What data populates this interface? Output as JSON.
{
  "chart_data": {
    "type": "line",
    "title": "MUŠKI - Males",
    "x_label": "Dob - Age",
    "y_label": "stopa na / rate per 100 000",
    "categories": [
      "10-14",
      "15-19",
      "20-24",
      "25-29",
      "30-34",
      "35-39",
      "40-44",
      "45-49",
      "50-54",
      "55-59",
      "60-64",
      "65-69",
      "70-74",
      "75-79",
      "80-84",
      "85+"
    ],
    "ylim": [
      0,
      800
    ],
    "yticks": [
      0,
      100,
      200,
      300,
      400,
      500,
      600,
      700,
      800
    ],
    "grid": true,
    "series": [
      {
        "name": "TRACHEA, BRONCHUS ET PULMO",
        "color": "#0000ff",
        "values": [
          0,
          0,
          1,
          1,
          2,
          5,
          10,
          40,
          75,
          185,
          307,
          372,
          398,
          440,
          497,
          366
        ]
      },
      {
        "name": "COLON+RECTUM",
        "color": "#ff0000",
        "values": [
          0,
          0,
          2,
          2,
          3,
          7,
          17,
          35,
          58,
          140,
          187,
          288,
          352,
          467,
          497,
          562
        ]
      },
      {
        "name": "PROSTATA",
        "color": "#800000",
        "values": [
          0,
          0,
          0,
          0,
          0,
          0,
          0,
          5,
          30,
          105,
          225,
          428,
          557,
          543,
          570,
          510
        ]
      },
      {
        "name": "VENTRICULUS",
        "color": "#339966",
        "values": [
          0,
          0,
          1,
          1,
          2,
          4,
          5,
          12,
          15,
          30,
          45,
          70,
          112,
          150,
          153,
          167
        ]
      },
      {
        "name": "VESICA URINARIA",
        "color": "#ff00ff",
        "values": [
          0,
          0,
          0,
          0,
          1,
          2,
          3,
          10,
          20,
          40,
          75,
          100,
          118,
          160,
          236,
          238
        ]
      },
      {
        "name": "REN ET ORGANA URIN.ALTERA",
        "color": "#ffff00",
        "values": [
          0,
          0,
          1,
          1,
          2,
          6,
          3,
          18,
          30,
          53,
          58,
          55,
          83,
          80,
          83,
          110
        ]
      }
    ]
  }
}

» **WORK TO DO**
Collect every line above that contains the word "color".

» **COMPLETED EXERCISE**
        "color": "#0000ff",
        "color": "#ff0000",
        "color": "#800000",
        "color": "#339966",
        "color": "#ff00ff",
        "color": "#ffff00",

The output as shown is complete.